Work instructions
Reproduce the data below word for word, from its first line through the line holding "x-tick-label: 04 bbox=[734, 696, 758, 720]", including both of those lines.

Material to process
------------------------------
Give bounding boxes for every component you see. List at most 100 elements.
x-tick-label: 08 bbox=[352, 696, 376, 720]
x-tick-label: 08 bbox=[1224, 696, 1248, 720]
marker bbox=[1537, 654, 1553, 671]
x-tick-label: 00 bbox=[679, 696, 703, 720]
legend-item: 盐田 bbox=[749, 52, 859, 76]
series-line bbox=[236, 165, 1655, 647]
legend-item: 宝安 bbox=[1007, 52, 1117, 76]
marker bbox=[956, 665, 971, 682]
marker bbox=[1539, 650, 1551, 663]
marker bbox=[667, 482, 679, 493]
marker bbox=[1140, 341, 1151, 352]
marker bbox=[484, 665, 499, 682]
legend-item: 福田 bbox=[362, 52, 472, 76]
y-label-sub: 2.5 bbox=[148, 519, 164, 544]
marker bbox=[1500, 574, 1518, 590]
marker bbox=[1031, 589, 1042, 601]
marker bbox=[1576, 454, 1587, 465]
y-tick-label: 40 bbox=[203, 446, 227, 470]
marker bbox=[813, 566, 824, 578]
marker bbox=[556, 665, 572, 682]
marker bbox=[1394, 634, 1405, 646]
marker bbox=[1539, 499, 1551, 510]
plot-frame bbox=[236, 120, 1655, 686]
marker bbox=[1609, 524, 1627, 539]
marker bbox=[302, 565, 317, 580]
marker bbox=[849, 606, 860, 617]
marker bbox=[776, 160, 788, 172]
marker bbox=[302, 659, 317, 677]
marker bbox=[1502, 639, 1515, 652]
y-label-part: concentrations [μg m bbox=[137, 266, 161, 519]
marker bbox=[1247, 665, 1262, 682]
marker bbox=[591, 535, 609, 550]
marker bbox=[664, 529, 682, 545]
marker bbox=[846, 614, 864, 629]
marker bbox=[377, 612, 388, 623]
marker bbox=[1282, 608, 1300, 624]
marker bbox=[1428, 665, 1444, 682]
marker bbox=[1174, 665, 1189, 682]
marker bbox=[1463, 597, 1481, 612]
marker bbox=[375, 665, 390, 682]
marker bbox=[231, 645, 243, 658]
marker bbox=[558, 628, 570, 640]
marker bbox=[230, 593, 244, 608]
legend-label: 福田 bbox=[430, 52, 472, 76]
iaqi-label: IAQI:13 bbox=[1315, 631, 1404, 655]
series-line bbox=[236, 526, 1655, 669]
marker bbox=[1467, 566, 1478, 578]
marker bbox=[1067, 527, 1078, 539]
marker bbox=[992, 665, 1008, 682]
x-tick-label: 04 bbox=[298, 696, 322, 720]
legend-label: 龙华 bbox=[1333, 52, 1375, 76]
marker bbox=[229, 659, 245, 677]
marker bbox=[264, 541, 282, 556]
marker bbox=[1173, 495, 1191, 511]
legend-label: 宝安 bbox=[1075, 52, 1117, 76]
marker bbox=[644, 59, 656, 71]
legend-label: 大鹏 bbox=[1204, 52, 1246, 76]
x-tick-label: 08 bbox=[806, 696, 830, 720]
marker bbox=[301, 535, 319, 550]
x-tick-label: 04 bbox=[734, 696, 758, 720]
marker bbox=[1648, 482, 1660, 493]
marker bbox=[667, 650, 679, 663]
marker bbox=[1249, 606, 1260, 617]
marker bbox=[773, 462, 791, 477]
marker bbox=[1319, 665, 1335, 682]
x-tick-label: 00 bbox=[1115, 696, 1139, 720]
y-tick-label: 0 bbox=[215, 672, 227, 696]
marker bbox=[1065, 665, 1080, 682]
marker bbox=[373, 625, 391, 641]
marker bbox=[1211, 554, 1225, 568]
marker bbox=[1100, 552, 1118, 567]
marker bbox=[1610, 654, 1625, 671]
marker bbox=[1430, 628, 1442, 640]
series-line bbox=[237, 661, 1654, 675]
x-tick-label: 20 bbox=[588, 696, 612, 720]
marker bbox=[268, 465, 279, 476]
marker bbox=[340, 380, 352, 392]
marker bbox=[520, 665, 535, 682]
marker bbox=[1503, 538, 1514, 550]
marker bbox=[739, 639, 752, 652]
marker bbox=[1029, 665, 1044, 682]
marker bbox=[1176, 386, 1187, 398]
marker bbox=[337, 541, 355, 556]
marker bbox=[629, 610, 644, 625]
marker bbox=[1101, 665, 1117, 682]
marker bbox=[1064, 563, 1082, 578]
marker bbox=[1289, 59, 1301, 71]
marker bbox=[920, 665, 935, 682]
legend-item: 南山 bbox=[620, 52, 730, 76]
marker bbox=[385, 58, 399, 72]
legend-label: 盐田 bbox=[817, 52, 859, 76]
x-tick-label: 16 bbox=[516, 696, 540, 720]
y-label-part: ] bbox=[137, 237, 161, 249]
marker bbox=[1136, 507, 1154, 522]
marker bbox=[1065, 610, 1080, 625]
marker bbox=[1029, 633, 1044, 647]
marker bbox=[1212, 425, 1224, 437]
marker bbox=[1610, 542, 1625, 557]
------------------------------
Answer to the task
Give bounding boxes for every component you see. List at most 100 elements.
x-tick-label: 08 bbox=[352, 696, 376, 720]
x-tick-label: 08 bbox=[1224, 696, 1248, 720]
marker bbox=[1537, 654, 1553, 671]
x-tick-label: 00 bbox=[679, 696, 703, 720]
legend-item: 盐田 bbox=[749, 52, 859, 76]
series-line bbox=[236, 165, 1655, 647]
legend-item: 宝安 bbox=[1007, 52, 1117, 76]
marker bbox=[956, 665, 971, 682]
marker bbox=[1539, 650, 1551, 663]
marker bbox=[667, 482, 679, 493]
marker bbox=[1140, 341, 1151, 352]
marker bbox=[484, 665, 499, 682]
legend-item: 福田 bbox=[362, 52, 472, 76]
y-label-sub: 2.5 bbox=[148, 519, 164, 544]
marker bbox=[1500, 574, 1518, 590]
marker bbox=[1031, 589, 1042, 601]
marker bbox=[1576, 454, 1587, 465]
y-tick-label: 40 bbox=[203, 446, 227, 470]
marker bbox=[813, 566, 824, 578]
marker bbox=[556, 665, 572, 682]
marker bbox=[1394, 634, 1405, 646]
marker bbox=[1539, 499, 1551, 510]
plot-frame bbox=[236, 120, 1655, 686]
marker bbox=[1609, 524, 1627, 539]
marker bbox=[302, 565, 317, 580]
marker bbox=[849, 606, 860, 617]
marker bbox=[776, 160, 788, 172]
marker bbox=[302, 659, 317, 677]
marker bbox=[1502, 639, 1515, 652]
y-label-part: concentrations [μg m bbox=[137, 266, 161, 519]
marker bbox=[1247, 665, 1262, 682]
marker bbox=[591, 535, 609, 550]
marker bbox=[664, 529, 682, 545]
marker bbox=[846, 614, 864, 629]
marker bbox=[377, 612, 388, 623]
marker bbox=[1282, 608, 1300, 624]
marker bbox=[1428, 665, 1444, 682]
marker bbox=[1174, 665, 1189, 682]
marker bbox=[1463, 597, 1481, 612]
marker bbox=[375, 665, 390, 682]
marker bbox=[231, 645, 243, 658]
marker bbox=[558, 628, 570, 640]
marker bbox=[230, 593, 244, 608]
legend-label: 福田 bbox=[430, 52, 472, 76]
iaqi-label: IAQI:13 bbox=[1315, 631, 1404, 655]
series-line bbox=[236, 526, 1655, 669]
marker bbox=[1467, 566, 1478, 578]
marker bbox=[1067, 527, 1078, 539]
marker bbox=[992, 665, 1008, 682]
x-tick-label: 04 bbox=[298, 696, 322, 720]
legend-label: 龙华 bbox=[1333, 52, 1375, 76]
marker bbox=[229, 659, 245, 677]
marker bbox=[264, 541, 282, 556]
marker bbox=[1173, 495, 1191, 511]
legend-label: 宝安 bbox=[1075, 52, 1117, 76]
marker bbox=[644, 59, 656, 71]
legend-label: 大鹏 bbox=[1204, 52, 1246, 76]
x-tick-label: 08 bbox=[806, 696, 830, 720]
marker bbox=[301, 535, 319, 550]
x-tick-label: 04 bbox=[734, 696, 758, 720]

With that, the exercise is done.